Repeat the entire listing exactly.

## START DATA FOR PROCESSING

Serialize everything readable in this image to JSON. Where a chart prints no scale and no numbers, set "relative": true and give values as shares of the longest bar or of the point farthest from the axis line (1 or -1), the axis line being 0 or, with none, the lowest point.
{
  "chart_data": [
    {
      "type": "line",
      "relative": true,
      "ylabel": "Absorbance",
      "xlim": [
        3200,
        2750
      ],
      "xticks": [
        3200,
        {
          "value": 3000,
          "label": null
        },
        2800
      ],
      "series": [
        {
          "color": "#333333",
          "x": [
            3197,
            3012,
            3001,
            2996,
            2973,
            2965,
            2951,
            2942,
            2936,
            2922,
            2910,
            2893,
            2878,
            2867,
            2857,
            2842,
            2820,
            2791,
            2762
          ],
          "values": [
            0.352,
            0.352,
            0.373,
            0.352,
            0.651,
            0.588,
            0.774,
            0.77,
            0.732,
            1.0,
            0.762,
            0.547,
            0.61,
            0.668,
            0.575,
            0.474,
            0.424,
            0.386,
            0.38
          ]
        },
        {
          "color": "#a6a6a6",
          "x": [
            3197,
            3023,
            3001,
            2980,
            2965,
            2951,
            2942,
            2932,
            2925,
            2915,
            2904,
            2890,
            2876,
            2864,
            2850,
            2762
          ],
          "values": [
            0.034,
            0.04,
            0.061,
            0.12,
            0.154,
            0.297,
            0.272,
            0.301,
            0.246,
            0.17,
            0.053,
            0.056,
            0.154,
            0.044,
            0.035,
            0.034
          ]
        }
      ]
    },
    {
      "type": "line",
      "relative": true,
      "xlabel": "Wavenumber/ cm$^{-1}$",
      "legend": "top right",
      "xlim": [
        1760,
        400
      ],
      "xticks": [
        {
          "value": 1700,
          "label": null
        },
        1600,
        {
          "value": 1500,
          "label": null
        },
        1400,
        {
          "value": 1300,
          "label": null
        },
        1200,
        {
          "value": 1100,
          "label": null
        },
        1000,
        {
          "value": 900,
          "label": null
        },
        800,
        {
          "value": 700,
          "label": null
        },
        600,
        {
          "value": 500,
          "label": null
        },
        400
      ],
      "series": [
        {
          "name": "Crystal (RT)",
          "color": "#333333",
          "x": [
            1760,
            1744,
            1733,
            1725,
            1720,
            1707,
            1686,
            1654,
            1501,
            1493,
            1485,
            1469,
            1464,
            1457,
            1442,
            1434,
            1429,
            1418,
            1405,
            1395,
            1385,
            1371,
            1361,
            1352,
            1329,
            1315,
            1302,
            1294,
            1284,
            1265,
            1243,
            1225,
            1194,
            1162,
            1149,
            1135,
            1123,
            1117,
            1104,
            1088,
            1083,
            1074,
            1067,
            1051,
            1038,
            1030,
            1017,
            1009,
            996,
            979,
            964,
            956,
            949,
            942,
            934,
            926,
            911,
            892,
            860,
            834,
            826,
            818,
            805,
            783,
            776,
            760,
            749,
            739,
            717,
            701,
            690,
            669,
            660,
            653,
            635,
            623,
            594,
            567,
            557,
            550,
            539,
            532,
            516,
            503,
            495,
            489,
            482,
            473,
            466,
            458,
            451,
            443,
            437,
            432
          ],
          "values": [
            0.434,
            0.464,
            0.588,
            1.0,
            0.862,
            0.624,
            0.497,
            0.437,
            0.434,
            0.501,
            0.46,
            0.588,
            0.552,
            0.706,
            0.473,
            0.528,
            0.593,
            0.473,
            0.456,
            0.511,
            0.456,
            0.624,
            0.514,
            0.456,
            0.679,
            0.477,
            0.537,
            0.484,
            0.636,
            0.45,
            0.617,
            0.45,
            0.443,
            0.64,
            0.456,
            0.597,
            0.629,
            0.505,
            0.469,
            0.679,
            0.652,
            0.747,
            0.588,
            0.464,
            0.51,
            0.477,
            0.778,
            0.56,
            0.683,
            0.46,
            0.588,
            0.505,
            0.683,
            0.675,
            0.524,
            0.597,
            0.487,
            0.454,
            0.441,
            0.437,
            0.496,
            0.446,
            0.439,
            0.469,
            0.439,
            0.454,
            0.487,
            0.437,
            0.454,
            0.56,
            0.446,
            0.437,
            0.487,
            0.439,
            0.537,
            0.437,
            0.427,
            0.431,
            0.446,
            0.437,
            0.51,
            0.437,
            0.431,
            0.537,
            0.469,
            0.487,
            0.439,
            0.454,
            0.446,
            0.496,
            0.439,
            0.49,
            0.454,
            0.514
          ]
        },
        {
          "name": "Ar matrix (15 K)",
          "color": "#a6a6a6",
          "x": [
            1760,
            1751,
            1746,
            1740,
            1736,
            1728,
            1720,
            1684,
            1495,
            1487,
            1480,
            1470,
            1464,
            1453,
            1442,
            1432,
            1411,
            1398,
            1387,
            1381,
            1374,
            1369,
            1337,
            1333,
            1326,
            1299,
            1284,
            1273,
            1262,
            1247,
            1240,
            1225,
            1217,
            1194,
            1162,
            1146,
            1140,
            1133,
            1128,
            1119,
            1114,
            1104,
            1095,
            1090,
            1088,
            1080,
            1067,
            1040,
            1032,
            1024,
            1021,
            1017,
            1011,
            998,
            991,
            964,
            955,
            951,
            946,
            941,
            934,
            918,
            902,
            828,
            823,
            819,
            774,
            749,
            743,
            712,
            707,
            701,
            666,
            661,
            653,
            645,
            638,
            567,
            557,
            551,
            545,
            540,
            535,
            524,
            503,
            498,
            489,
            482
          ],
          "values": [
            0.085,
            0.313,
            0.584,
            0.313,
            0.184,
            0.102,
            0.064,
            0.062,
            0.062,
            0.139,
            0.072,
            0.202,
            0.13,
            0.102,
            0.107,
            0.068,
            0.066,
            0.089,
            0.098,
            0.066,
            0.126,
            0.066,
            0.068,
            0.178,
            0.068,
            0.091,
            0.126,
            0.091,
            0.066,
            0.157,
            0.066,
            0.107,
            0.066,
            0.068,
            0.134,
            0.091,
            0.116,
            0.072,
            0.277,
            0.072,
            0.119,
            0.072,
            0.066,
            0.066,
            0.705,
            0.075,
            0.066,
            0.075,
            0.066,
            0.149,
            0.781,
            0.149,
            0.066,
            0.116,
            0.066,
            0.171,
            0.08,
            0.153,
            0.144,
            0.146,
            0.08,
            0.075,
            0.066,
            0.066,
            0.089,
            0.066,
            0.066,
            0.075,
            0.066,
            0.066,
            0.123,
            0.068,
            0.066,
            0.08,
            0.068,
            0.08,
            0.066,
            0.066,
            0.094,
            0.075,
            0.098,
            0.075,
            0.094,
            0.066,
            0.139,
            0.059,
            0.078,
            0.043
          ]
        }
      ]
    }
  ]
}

## END DATA FOR PROCESSING

ANSWER IN FULL:
Serialize everything readable in this image to JSON. Where a chart prints no scale and no numbers, set "relative": true and give values as shares of the longest bar or of the point farthest from the axis line (1 or -1), the axis line being 0 or, with none, the lowest point.
{
  "chart_data": [
    {
      "type": "line",
      "relative": true,
      "ylabel": "Absorbance",
      "xlim": [
        3200,
        2750
      ],
      "xticks": [
        3200,
        {
          "value": 3000,
          "label": null
        },
        2800
      ],
      "series": [
        {
          "color": "#333333",
          "x": [
            3197,
            3012,
            3001,
            2996,
            2973,
            2965,
            2951,
            2942,
            2936,
            2922,
            2910,
            2893,
            2878,
            2867,
            2857,
            2842,
            2820,
            2791,
            2762
          ],
          "values": [
            0.352,
            0.352,
            0.373,
            0.352,
            0.651,
            0.588,
            0.774,
            0.77,
            0.732,
            1.0,
            0.762,
            0.547,
            0.61,
            0.668,
            0.575,
            0.474,
            0.424,
            0.386,
            0.38
          ]
        },
        {
          "color": "#a6a6a6",
          "x": [
            3197,
            3023,
            3001,
            2980,
            2965,
            2951,
            2942,
            2932,
            2925,
            2915,
            2904,
            2890,
            2876,
            2864,
            2850,
            2762
          ],
          "values": [
            0.034,
            0.04,
            0.061,
            0.12,
            0.154,
            0.297,
            0.272,
            0.301,
            0.246,
            0.17,
            0.053,
            0.056,
            0.154,
            0.044,
            0.035,
            0.034
          ]
        }
      ]
    },
    {
      "type": "line",
      "relative": true,
      "xlabel": "Wavenumber/ cm$^{-1}$",
      "legend": "top right",
      "xlim": [
        1760,
        400
      ],
      "xticks": [
        {
          "value": 1700,
          "label": null
        },
        1600,
        {
          "value": 1500,
          "label": null
        },
        1400,
        {
          "value": 1300,
          "label": null
        },
        1200,
        {
          "value": 1100,
          "label": null
        },
        1000,
        {
          "value": 900,
          "label": null
        },
        800,
        {
          "value": 700,
          "label": null
        },
        600,
        {
          "value": 500,
          "label": null
        },
        400
      ],
      "series": [
        {
          "name": "Crystal (RT)",
          "color": "#333333",
          "x": [
            1760,
            1744,
            1733,
            1725,
            1720,
            1707,
            1686,
            1654,
            1501,
            1493,
            1485,
            1469,
            1464,
            1457,
            1442,
            1434,
            1429,
            1418,
            1405,
            1395,
            1385,
            1371,
            1361,
            1352,
            1329,
            1315,
            1302,
            1294,
            1284,
            1265,
            1243,
            1225,
            1194,
            1162,
            1149,
            1135,
            1123,
            1117,
            1104,
            1088,
            1083,
            1074,
            1067,
            1051,
            1038,
            1030,
            1017,
            1009,
            996,
            979,
            964,
            956,
            949,
            942,
            934,
            926,
            911,
            892,
            860,
            834,
            826,
            818,
            805,
            783,
            776,
            760,
            749,
            739,
            717,
            701,
            690,
            669,
            660,
            653,
            635,
            623,
            594,
            567,
            557,
            550,
            539,
            532,
            516,
            503,
            495,
            489,
            482,
            473,
            466,
            458,
            451,
            443,
            437,
            432
          ],
          "values": [
            0.434,
            0.464,
            0.588,
            1.0,
            0.862,
            0.624,
            0.497,
            0.437,
            0.434,
            0.501,
            0.46,
            0.588,
            0.552,
            0.706,
            0.473,
            0.528,
            0.593,
            0.473,
            0.456,
            0.511,
            0.456,
            0.624,
            0.514,
            0.456,
            0.679,
            0.477,
            0.537,
            0.484,
            0.636,
            0.45,
            0.617,
            0.45,
            0.443,
            0.64,
            0.456,
            0.597,
            0.629,
            0.505,
            0.469,
            0.679,
            0.652,
            0.747,
            0.588,
            0.464,
            0.51,
            0.477,
            0.778,
            0.56,
            0.683,
            0.46,
            0.588,
            0.505,
            0.683,
            0.675,
            0.524,
            0.597,
            0.487,
            0.454,
            0.441,
            0.437,
            0.496,
            0.446,
            0.439,
            0.469,
            0.439,
            0.454,
            0.487,
            0.437,
            0.454,
            0.56,
            0.446,
            0.437,
            0.487,
            0.439,
            0.537,
            0.437,
            0.427,
            0.431,
            0.446,
            0.437,
            0.51,
            0.437,
            0.431,
            0.537,
            0.469,
            0.487,
            0.439,
            0.454,
            0.446,
            0.496,
            0.439,
            0.49,
            0.454,
            0.514
          ]
        },
        {
          "name": "Ar matrix (15 K)",
          "color": "#a6a6a6",
          "x": [
            1760,
            1751,
            1746,
            1740,
            1736,
            1728,
            1720,
            1684,
            1495,
            1487,
            1480,
            1470,
            1464,
            1453,
            1442,
            1432,
            1411,
            1398,
            1387,
            1381,
            1374,
            1369,
            1337,
            1333,
            1326,
            1299,
            1284,
            1273,
            1262,
            1247,
            1240,
            1225,
            1217,
            1194,
            1162,
            1146,
            1140,
            1133,
            1128,
            1119,
            1114,
            1104,
            1095,
            1090,
            1088,
            1080,
            1067,
            1040,
            1032,
            1024,
            1021,
            1017,
            1011,
            998,
            991,
            964,
            955,
            951,
            946,
            941,
            934,
            918,
            902,
            828,
            823,
            819,
            774,
            749,
            743,
            712,
            707,
            701,
            666,
            661,
            653,
            645,
            638,
            567,
            557,
            551,
            545,
            540,
            535,
            524,
            503,
            498,
            489,
            482
          ],
          "values": [
            0.085,
            0.313,
            0.584,
            0.313,
            0.184,
            0.102,
            0.064,
            0.062,
            0.062,
            0.139,
            0.072,
            0.202,
            0.13,
            0.102,
            0.107,
            0.068,
            0.066,
            0.089,
            0.098,
            0.066,
            0.126,
            0.066,
            0.068,
            0.178,
            0.068,
            0.091,
            0.126,
            0.091,
            0.066,
            0.157,
            0.066,
            0.107,
            0.066,
            0.068,
            0.134,
            0.091,
            0.116,
            0.072,
            0.277,
            0.072,
            0.119,
            0.072,
            0.066,
            0.066,
            0.705,
            0.075,
            0.066,
            0.075,
            0.066,
            0.149,
            0.781,
            0.149,
            0.066,
            0.116,
            0.066,
            0.171,
            0.08,
            0.153,
            0.144,
            0.146,
            0.08,
            0.075,
            0.066,
            0.066,
            0.089,
            0.066,
            0.066,
            0.075,
            0.066,
            0.066,
            0.123,
            0.068,
            0.066,
            0.08,
            0.068,
            0.08,
            0.066,
            0.066,
            0.094,
            0.075,
            0.098,
            0.075,
            0.094,
            0.066,
            0.139,
            0.059,
            0.078,
            0.043
          ]
        }
      ]
    }
  ]
}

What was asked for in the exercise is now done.